— Start of LISTED ENTRIES —

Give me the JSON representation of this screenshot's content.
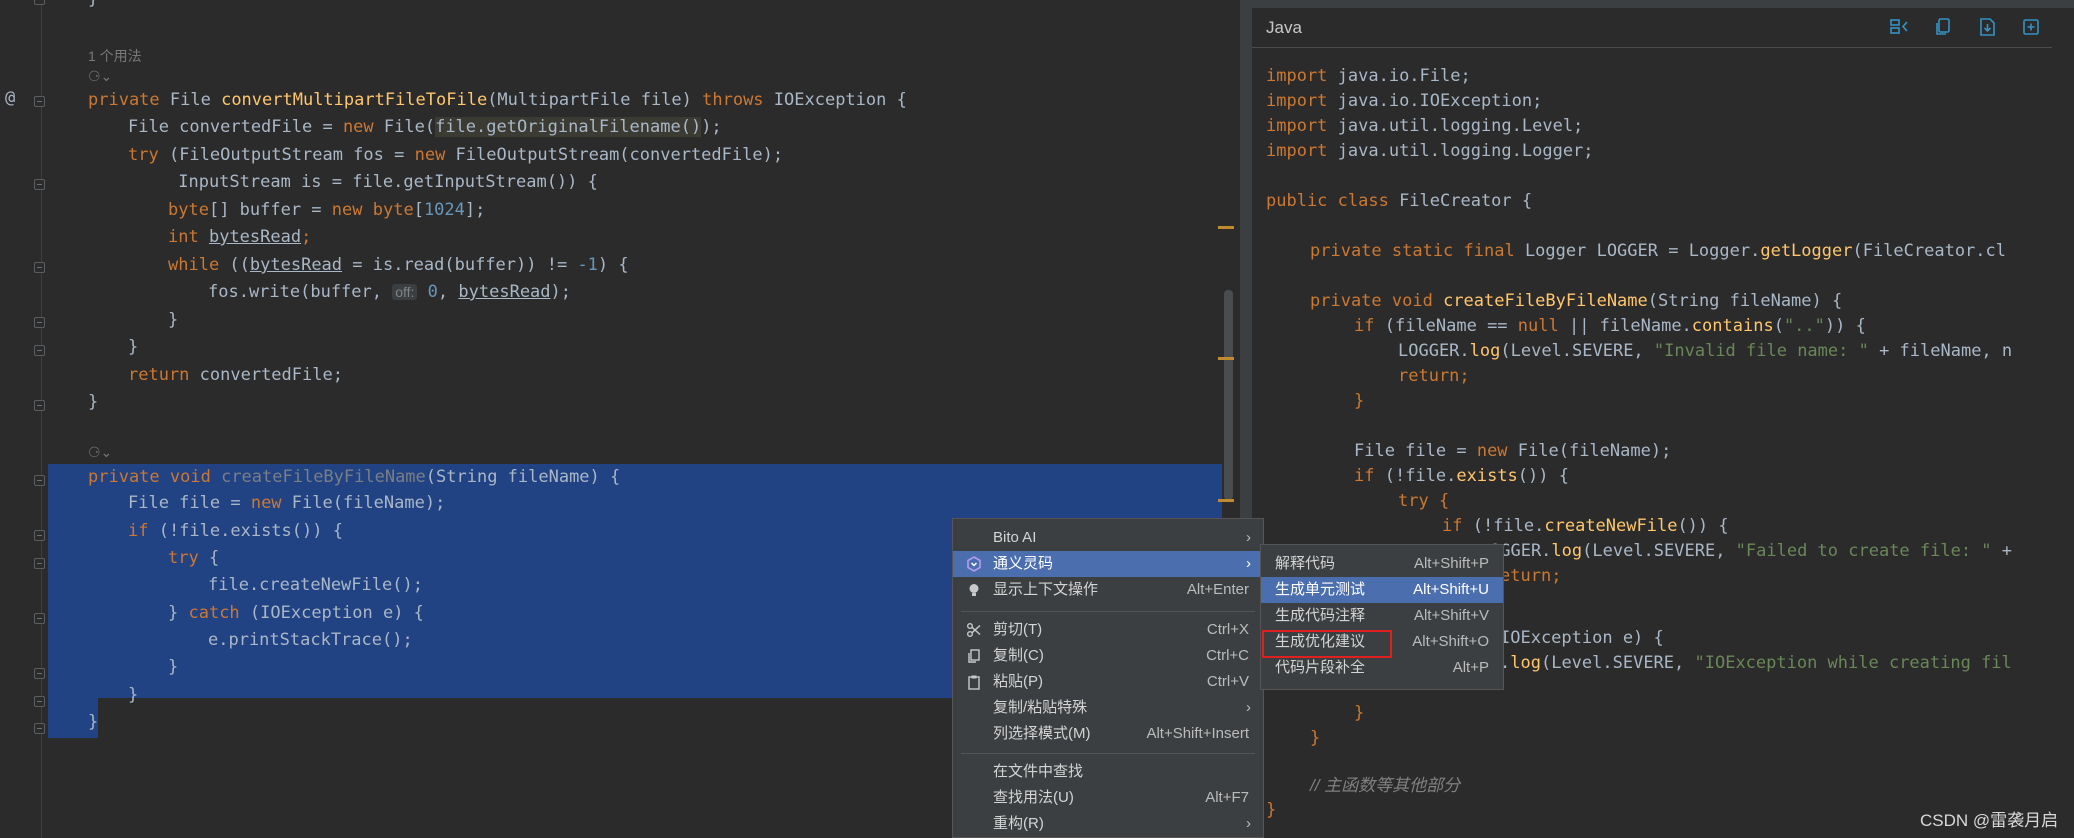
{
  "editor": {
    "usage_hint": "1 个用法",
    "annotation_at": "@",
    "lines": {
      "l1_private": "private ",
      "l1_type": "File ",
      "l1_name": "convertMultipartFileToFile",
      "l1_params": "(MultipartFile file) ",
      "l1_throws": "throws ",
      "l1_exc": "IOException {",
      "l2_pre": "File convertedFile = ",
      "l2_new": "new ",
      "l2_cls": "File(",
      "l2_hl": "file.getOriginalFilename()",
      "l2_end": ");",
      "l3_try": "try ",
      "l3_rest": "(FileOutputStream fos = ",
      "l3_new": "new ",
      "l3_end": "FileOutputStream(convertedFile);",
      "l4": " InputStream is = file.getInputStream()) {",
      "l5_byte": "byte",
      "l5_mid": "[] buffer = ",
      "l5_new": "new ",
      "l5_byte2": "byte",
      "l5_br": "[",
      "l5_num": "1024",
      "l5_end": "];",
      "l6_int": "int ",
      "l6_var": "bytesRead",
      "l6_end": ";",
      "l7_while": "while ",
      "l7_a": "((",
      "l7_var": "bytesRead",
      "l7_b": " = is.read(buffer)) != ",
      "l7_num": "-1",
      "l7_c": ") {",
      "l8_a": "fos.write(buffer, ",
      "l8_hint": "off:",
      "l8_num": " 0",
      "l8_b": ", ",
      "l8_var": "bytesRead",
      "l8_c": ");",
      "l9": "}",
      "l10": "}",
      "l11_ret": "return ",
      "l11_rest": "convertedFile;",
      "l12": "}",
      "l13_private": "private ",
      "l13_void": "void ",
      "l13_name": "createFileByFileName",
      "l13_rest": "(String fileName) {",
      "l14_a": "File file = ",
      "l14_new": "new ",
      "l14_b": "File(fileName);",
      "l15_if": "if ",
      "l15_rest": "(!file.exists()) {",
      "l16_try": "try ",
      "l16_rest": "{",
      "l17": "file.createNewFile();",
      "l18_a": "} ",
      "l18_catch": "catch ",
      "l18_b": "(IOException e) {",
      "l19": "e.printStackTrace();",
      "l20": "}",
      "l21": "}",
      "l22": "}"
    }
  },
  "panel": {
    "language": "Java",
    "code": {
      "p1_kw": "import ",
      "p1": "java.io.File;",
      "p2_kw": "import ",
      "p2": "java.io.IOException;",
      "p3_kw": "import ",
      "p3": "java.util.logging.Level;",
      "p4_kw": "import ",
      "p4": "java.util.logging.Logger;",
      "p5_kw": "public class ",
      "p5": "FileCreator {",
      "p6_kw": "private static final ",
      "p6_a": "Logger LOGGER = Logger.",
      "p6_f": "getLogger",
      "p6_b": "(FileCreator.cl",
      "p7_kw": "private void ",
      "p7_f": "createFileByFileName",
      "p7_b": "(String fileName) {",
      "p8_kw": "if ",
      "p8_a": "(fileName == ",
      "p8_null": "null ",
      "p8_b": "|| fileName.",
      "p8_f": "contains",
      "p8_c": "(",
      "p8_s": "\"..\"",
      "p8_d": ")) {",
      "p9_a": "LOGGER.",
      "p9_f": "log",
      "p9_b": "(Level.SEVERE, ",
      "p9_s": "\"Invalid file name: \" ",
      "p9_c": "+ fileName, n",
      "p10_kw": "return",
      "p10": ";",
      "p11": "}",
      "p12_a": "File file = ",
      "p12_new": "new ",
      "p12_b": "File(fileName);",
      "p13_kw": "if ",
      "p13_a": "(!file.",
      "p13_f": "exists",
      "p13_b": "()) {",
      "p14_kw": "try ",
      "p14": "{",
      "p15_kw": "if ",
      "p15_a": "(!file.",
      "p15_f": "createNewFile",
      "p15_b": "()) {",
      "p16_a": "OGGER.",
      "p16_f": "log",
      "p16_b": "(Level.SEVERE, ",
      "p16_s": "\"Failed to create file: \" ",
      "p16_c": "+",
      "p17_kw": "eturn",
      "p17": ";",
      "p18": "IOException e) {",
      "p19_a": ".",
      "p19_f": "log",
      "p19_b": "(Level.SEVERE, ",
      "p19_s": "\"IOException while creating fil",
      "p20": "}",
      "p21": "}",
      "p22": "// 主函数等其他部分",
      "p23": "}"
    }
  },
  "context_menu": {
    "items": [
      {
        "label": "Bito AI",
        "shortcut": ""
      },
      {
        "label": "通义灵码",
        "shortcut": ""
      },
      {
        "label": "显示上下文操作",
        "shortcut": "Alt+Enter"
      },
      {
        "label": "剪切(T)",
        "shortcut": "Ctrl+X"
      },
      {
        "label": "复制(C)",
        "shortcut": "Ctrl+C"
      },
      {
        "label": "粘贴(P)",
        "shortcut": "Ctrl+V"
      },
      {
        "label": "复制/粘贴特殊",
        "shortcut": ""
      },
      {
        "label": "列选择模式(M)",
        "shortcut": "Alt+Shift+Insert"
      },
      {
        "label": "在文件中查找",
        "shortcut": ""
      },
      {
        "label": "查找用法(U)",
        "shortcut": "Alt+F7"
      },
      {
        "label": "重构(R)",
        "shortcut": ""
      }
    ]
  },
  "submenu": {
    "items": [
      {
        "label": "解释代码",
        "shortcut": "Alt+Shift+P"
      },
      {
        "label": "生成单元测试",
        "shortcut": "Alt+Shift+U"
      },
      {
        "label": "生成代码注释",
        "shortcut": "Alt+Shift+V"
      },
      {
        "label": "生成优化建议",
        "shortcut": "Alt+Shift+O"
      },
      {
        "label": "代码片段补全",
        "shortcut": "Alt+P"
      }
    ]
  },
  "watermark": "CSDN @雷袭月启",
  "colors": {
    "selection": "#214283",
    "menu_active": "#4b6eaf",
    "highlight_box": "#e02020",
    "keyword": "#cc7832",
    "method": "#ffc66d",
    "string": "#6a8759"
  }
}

— End of LISTED ENTRIES —

### TASK PROMPT
Could you repeat all of the material exactly? Pictures should not be copied.

### WRITTEN ANSWER
Give me the JSON representation of this screenshot's content.
{
  "editor": {
    "usage_hint": "1 个用法",
    "annotation_at": "@",
    "lines": {
      "l1_private": "private ",
      "l1_type": "File ",
      "l1_name": "convertMultipartFileToFile",
      "l1_params": "(MultipartFile file) ",
      "l1_throws": "throws ",
      "l1_exc": "IOException {",
      "l2_pre": "File convertedFile = ",
      "l2_new": "new ",
      "l2_cls": "File(",
      "l2_hl": "file.getOriginalFilename()",
      "l2_end": ");",
      "l3_try": "try ",
      "l3_rest": "(FileOutputStream fos = ",
      "l3_new": "new ",
      "l3_end": "FileOutputStream(convertedFile);",
      "l4": " InputStream is = file.getInputStream()) {",
      "l5_byte": "byte",
      "l5_mid": "[] buffer = ",
      "l5_new": "new ",
      "l5_byte2": "byte",
      "l5_br": "[",
      "l5_num": "1024",
      "l5_end": "];",
      "l6_int": "int ",
      "l6_var": "bytesRead",
      "l6_end": ";",
      "l7_while": "while ",
      "l7_a": "((",
      "l7_var": "bytesRead",
      "l7_b": " = is.read(buffer)) != ",
      "l7_num": "-1",
      "l7_c": ") {",
      "l8_a": "fos.write(buffer, ",
      "l8_hint": "off:",
      "l8_num": " 0",
      "l8_b": ", ",
      "l8_var": "bytesRead",
      "l8_c": ");",
      "l9": "}",
      "l10": "}",
      "l11_ret": "return ",
      "l11_rest": "convertedFile;",
      "l12": "}",
      "l13_private": "private ",
      "l13_void": "void ",
      "l13_name": "createFileByFileName",
      "l13_rest": "(String fileName) {",
      "l14_a": "File file = ",
      "l14_new": "new ",
      "l14_b": "File(fileName);",
      "l15_if": "if ",
      "l15_rest": "(!file.exists()) {",
      "l16_try": "try ",
      "l16_rest": "{",
      "l17": "file.createNewFile();",
      "l18_a": "} ",
      "l18_catch": "catch ",
      "l18_b": "(IOException e) {",
      "l19": "e.printStackTrace();",
      "l20": "}",
      "l21": "}",
      "l22": "}"
    }
  },
  "panel": {
    "language": "Java",
    "code": {
      "p1_kw": "import ",
      "p1": "java.io.File;",
      "p2_kw": "import ",
      "p2": "java.io.IOException;",
      "p3_kw": "import ",
      "p3": "java.util.logging.Level;",
      "p4_kw": "import ",
      "p4": "java.util.logging.Logger;",
      "p5_kw": "public class ",
      "p5": "FileCreator {",
      "p6_kw": "private static final ",
      "p6_a": "Logger LOGGER = Logger.",
      "p6_f": "getLogger",
      "p6_b": "(FileCreator.cl",
      "p7_kw": "private void ",
      "p7_f": "createFileByFileName",
      "p7_b": "(String fileName) {",
      "p8_kw": "if ",
      "p8_a": "(fileName == ",
      "p8_null": "null ",
      "p8_b": "|| fileName.",
      "p8_f": "contains",
      "p8_c": "(",
      "p8_s": "\"..\"",
      "p8_d": ")) {",
      "p9_a": "LOGGER.",
      "p9_f": "log",
      "p9_b": "(Level.SEVERE, ",
      "p9_s": "\"Invalid file name: \" ",
      "p9_c": "+ fileName, n",
      "p10_kw": "return",
      "p10": ";",
      "p11": "}",
      "p12_a": "File file = ",
      "p12_new": "new ",
      "p12_b": "File(fileName);",
      "p13_kw": "if ",
      "p13_a": "(!file.",
      "p13_f": "exists",
      "p13_b": "()) {",
      "p14_kw": "try ",
      "p14": "{",
      "p15_kw": "if ",
      "p15_a": "(!file.",
      "p15_f": "createNewFile",
      "p15_b": "()) {",
      "p16_a": "OGGER.",
      "p16_f": "log",
      "p16_b": "(Level.SEVERE, ",
      "p16_s": "\"Failed to create file: \" ",
      "p16_c": "+",
      "p17_kw": "eturn",
      "p17": ";",
      "p18": "IOException e) {",
      "p19_a": ".",
      "p19_f": "log",
      "p19_b": "(Level.SEVERE, ",
      "p19_s": "\"IOException while creating fil",
      "p20": "}",
      "p21": "}",
      "p22": "// 主函数等其他部分",
      "p23": "}"
    }
  },
  "context_menu": {
    "items": [
      {
        "label": "Bito AI",
        "shortcut": ""
      },
      {
        "label": "通义灵码",
        "shortcut": ""
      },
      {
        "label": "显示上下文操作",
        "shortcut": "Alt+Enter"
      },
      {
        "label": "剪切(T)",
        "shortcut": "Ctrl+X"
      },
      {
        "label": "复制(C)",
        "shortcut": "Ctrl+C"
      },
      {
        "label": "粘贴(P)",
        "shortcut": "Ctrl+V"
      },
      {
        "label": "复制/粘贴特殊",
        "shortcut": ""
      },
      {
        "label": "列选择模式(M)",
        "shortcut": "Alt+Shift+Insert"
      },
      {
        "label": "在文件中查找",
        "shortcut": ""
      },
      {
        "label": "查找用法(U)",
        "shortcut": "Alt+F7"
      },
      {
        "label": "重构(R)",
        "shortcut": ""
      }
    ]
  },
  "submenu": {
    "items": [
      {
        "label": "解释代码",
        "shortcut": "Alt+Shift+P"
      },
      {
        "label": "生成单元测试",
        "shortcut": "Alt+Shift+U"
      },
      {
        "label": "生成代码注释",
        "shortcut": "Alt+Shift+V"
      },
      {
        "label": "生成优化建议",
        "shortcut": "Alt+Shift+O"
      },
      {
        "label": "代码片段补全",
        "shortcut": "Alt+P"
      }
    ]
  },
  "watermark": "CSDN @雷袭月启",
  "colors": {
    "selection": "#214283",
    "menu_active": "#4b6eaf",
    "highlight_box": "#e02020",
    "keyword": "#cc7832",
    "method": "#ffc66d",
    "string": "#6a8759"
  }
}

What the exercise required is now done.